#### [WORK TO DO]
Turn each line of the listing below into a row of a Markdown table with two columns, Row and Line, skipping blank lines. Leave out the pictures.

Start of INPUT FOR THIS TASK

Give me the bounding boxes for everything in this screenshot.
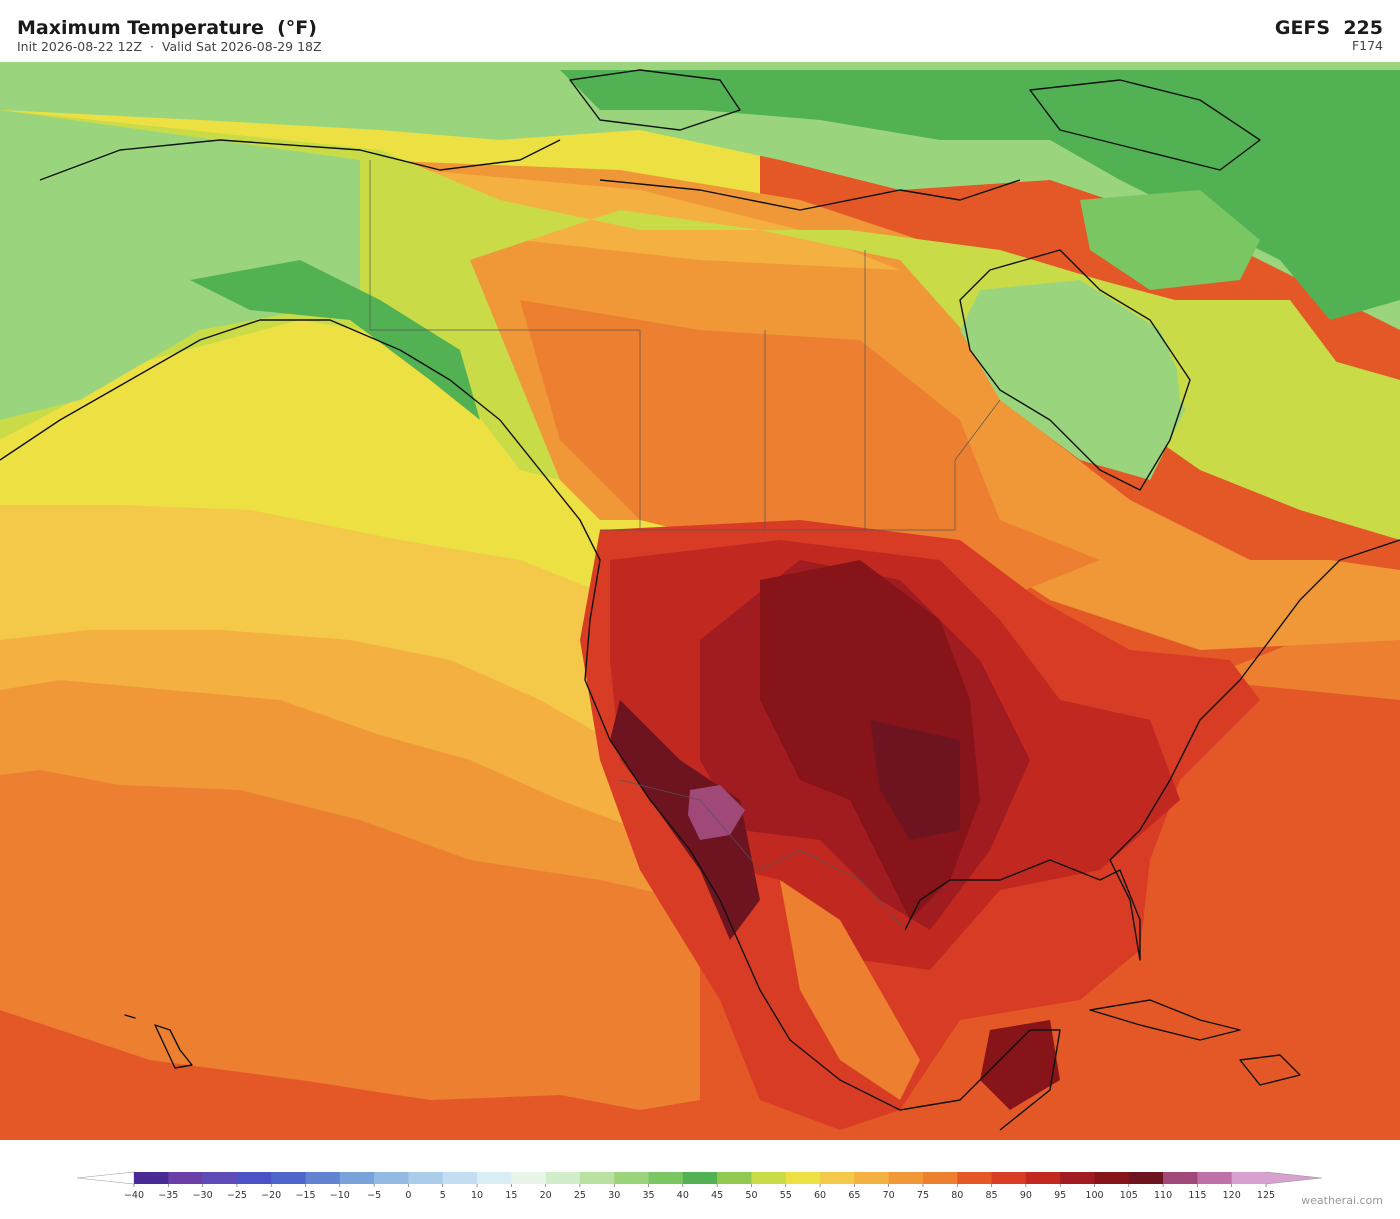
colorbar-tick-label: 30: [608, 1190, 620, 1201]
temperature-map: [0, 62, 1400, 1140]
colorbar-segment: [1163, 1172, 1198, 1184]
colorbar-segment: [579, 1172, 615, 1184]
colorbar-tick-label: 50: [745, 1190, 757, 1201]
colorbar-segment: [854, 1172, 889, 1184]
colorbar-tick-label: 65: [848, 1190, 860, 1201]
colorbar-segment: [477, 1172, 512, 1184]
colorbar-tick-label: −35: [158, 1190, 178, 1201]
map-subtitle: Init 2026-08-22 12Z · Valid Sat 2026-08-…: [17, 39, 322, 54]
colorbar-segment: [717, 1172, 752, 1184]
model-name: GEFS 225: [1275, 17, 1383, 39]
colorbar-tick-label: −10: [330, 1190, 350, 1201]
colorbar-tick-label: 100: [1085, 1190, 1103, 1201]
colorbar-tick-label: −5: [367, 1190, 381, 1201]
colorbar-tick-label: 45: [711, 1190, 723, 1201]
colorbar-segment: [1231, 1172, 1267, 1184]
colorbar-segment: [614, 1172, 649, 1184]
colorbar-segment: [922, 1172, 958, 1184]
colorbar-tick-label: 105: [1120, 1190, 1138, 1201]
colorbar-tick-label: 15: [505, 1190, 517, 1201]
colorbar-tick-label: 95: [1054, 1190, 1066, 1201]
colorbar-segment: [888, 1172, 924, 1184]
colorbar-tick-label: 10: [471, 1190, 483, 1201]
colorbar-segment: [957, 1172, 992, 1184]
colorbar-tick-label: −30: [193, 1190, 213, 1201]
colorbar-tick-label: 25: [574, 1190, 586, 1201]
colorbar-tick-label: 110: [1154, 1190, 1172, 1201]
colorbar-tick-label: 20: [540, 1190, 552, 1201]
colorbar-segment: [202, 1172, 238, 1184]
colorbar-segment: [271, 1172, 306, 1184]
colorbar-segment: [374, 1172, 409, 1184]
colorbar-segment: [1128, 1172, 1164, 1184]
credit: weatherai.com: [1301, 1194, 1383, 1207]
colorbar-segment: [408, 1172, 444, 1184]
colorbar-segment: [1197, 1172, 1232, 1184]
colorbar-segment: [991, 1172, 1027, 1184]
colorbar-tick-label: −25: [227, 1190, 247, 1201]
colorbar-segment: [785, 1172, 821, 1184]
colorbar-tick-label: 85: [986, 1190, 998, 1201]
colorbar-over: [1265, 1171, 1323, 1185]
colorbar-segment: [820, 1172, 855, 1184]
colorbar-segment: [1094, 1172, 1130, 1184]
colorbar-tick-label: 60: [814, 1190, 826, 1201]
colorbar-tick-label: −15: [295, 1190, 315, 1201]
colorbar-under: [76, 1171, 135, 1185]
colorbar-tick-label: 35: [642, 1190, 654, 1201]
colorbar-tick-label: 80: [951, 1190, 963, 1201]
colorbar-tick-label: 40: [677, 1190, 689, 1201]
colorbar-segment: [648, 1172, 684, 1184]
colorbar-tick-label: 120: [1223, 1190, 1241, 1201]
colorbar-segment: [442, 1172, 478, 1184]
colorbar-tick-label: 70: [883, 1190, 895, 1201]
colorbar-segment: [339, 1172, 375, 1184]
colorbar-segment: [134, 1172, 169, 1184]
colorbar-segment: [1060, 1172, 1095, 1184]
colorbar-segment: [545, 1172, 581, 1184]
colorbar-tick-label: −40: [124, 1190, 144, 1201]
colorbar-segment: [168, 1172, 203, 1184]
map-title: Maximum Temperature (°F): [17, 17, 317, 39]
colorbar-tick-label: 0: [405, 1190, 411, 1201]
colorbar-segment: [751, 1172, 787, 1184]
colorbar-segment: [1025, 1172, 1061, 1184]
colorbar-tick-label: 5: [440, 1190, 446, 1201]
colorbar-tick-label: 75: [917, 1190, 929, 1201]
colorbar-segment: [511, 1172, 546, 1184]
colorbar-tick-label: 90: [1020, 1190, 1032, 1201]
forecast-hour: F174: [1352, 38, 1383, 53]
colorbar-segment: [236, 1172, 272, 1184]
colorbar-tick-label: 115: [1188, 1190, 1206, 1201]
colorbar-tick-label: −20: [261, 1190, 281, 1201]
colorbar-segment: [682, 1172, 718, 1184]
colorbar-tick-label: 125: [1257, 1190, 1275, 1201]
colorbar-tick-label: 55: [780, 1190, 792, 1201]
colorbar-segment: [305, 1172, 341, 1184]
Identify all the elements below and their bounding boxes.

End of INPUT FOR THIS TASK

#### [REPLY]
| Row | Line |
|---|---|
| 1 | Give me the bounding boxes for everything in this screenshot. |
| 2 | colorbar-tick-label: 30: [608, 1190, 620, 1201] |
| 3 | temperature-map: [0, 62, 1400, 1140] |
| 4 | colorbar-segment: [1163, 1172, 1198, 1184] |
| 5 | colorbar-segment: [579, 1172, 615, 1184] |
| 6 | colorbar-tick-label: 50: [745, 1190, 757, 1201] |
| 7 | colorbar-segment: [854, 1172, 889, 1184] |
| 8 | colorbar-tick-label: 65: [848, 1190, 860, 1201] |
| 9 | colorbar-segment: [477, 1172, 512, 1184] |
| 10 | colorbar-tick-label: −35: [158, 1190, 178, 1201] |
| 11 | map-subtitle: Init 2026-08-22 12Z · Valid Sat 2026-08-…: [17, 39, 322, 54] |
| 12 | colorbar-segment: [717, 1172, 752, 1184] |
| 13 | model-name: GEFS 225: [1275, 17, 1383, 39] |
| 14 | colorbar-tick-label: −10: [330, 1190, 350, 1201] |
| 15 | colorbar-tick-label: 100: [1085, 1190, 1103, 1201] |
| 16 | colorbar-tick-label: −5: [367, 1190, 381, 1201] |
| 17 | colorbar-tick-label: 45: [711, 1190, 723, 1201] |
| 18 | colorbar-segment: [1231, 1172, 1267, 1184] |
| 19 | colorbar-segment: [614, 1172, 649, 1184] |
| 20 | colorbar-segment: [922, 1172, 958, 1184] |
| 21 | colorbar-tick-label: 105: [1120, 1190, 1138, 1201] |
| 22 | colorbar-tick-label: 15: [505, 1190, 517, 1201] |
| 23 | colorbar-tick-label: 95: [1054, 1190, 1066, 1201] |
| 24 | colorbar-segment: [888, 1172, 924, 1184] |
| 25 | colorbar-tick-label: 10: [471, 1190, 483, 1201] |
| 26 | colorbar-segment: [957, 1172, 992, 1184] |
| 27 | colorbar-tick-label: −30: [193, 1190, 213, 1201] |
| 28 | colorbar-tick-label: 25: [574, 1190, 586, 1201] |
| 29 | colorbar-tick-label: 110: [1154, 1190, 1172, 1201] |
| 30 | colorbar-tick-label: 20: [540, 1190, 552, 1201] |
| 31 | colorbar-segment: [202, 1172, 238, 1184] |
| 32 | colorbar-segment: [271, 1172, 306, 1184] |
| 33 | colorbar-segment: [374, 1172, 409, 1184] |
| 34 | colorbar-segment: [1128, 1172, 1164, 1184] |
| 35 | credit: weatherai.com: [1301, 1194, 1383, 1207] |
| 36 | colorbar-segment: [408, 1172, 444, 1184] |
| 37 | colorbar-segment: [1197, 1172, 1232, 1184] |
| 38 | colorbar-segment: [991, 1172, 1027, 1184] |
| 39 | colorbar-tick-label: −25: [227, 1190, 247, 1201] |
| 40 | colorbar-segment: [785, 1172, 821, 1184] |
| 41 | colorbar-tick-label: 85: [986, 1190, 998, 1201] |
| 42 | colorbar-over: [1265, 1171, 1323, 1185] |
| 43 | colorbar-segment: [820, 1172, 855, 1184] |
| 44 | colorbar-segment: [1094, 1172, 1130, 1184] |
| 45 | colorbar-tick-label: 60: [814, 1190, 826, 1201] |
| 46 | colorbar-tick-label: −15: [295, 1190, 315, 1201] |
| 47 | colorbar-under: [76, 1171, 135, 1185] |
| 48 | colorbar-tick-label: 35: [642, 1190, 654, 1201] |
| 49 | colorbar-tick-label: 80: [951, 1190, 963, 1201] |
| 50 | colorbar-tick-label: 40: [677, 1190, 689, 1201] |
| 51 | colorbar-segment: [648, 1172, 684, 1184] |
| 52 | colorbar-tick-label: 120: [1223, 1190, 1241, 1201] |
| 53 | colorbar-segment: [442, 1172, 478, 1184] |
| 54 | colorbar-tick-label: 70: [883, 1190, 895, 1201] |
| 55 | colorbar-segment: [339, 1172, 375, 1184] |
| 56 | colorbar-segment: [134, 1172, 169, 1184] |
| 57 | colorbar-segment: [1060, 1172, 1095, 1184] |
| 58 | colorbar-segment: [545, 1172, 581, 1184] |
| 59 | colorbar-tick-label: −40: [124, 1190, 144, 1201] |
| 60 | colorbar-segment: [168, 1172, 203, 1184] |
| 61 | map-title: Maximum Temperature (°F): [17, 17, 317, 39] |
| 62 | colorbar-tick-label: 0: [405, 1190, 411, 1201] |
| 63 | colorbar-segment: [751, 1172, 787, 1184] |
| 64 | colorbar-segment: [1025, 1172, 1061, 1184] |
| 65 | colorbar-tick-label: 5: [440, 1190, 446, 1201] |
| 66 | colorbar-tick-label: 75: [917, 1190, 929, 1201] |
| 67 | colorbar-segment: [511, 1172, 546, 1184] |
| 68 | colorbar-tick-label: 90: [1020, 1190, 1032, 1201] |
| 69 | forecast-hour: F174: [1352, 38, 1383, 53] |
| 70 | colorbar-segment: [236, 1172, 272, 1184] |
| 71 | colorbar-tick-label: 115: [1188, 1190, 1206, 1201] |
| 72 | colorbar-tick-label: −20: [261, 1190, 281, 1201] |
| 73 | colorbar-segment: [682, 1172, 718, 1184] |
| 74 | colorbar-tick-label: 125: [1257, 1190, 1275, 1201] |
| 75 | colorbar-tick-label: 55: [780, 1190, 792, 1201] |
| 76 | colorbar-segment: [305, 1172, 341, 1184] |
| 77 | Identify all the elements below and their bounding boxes. |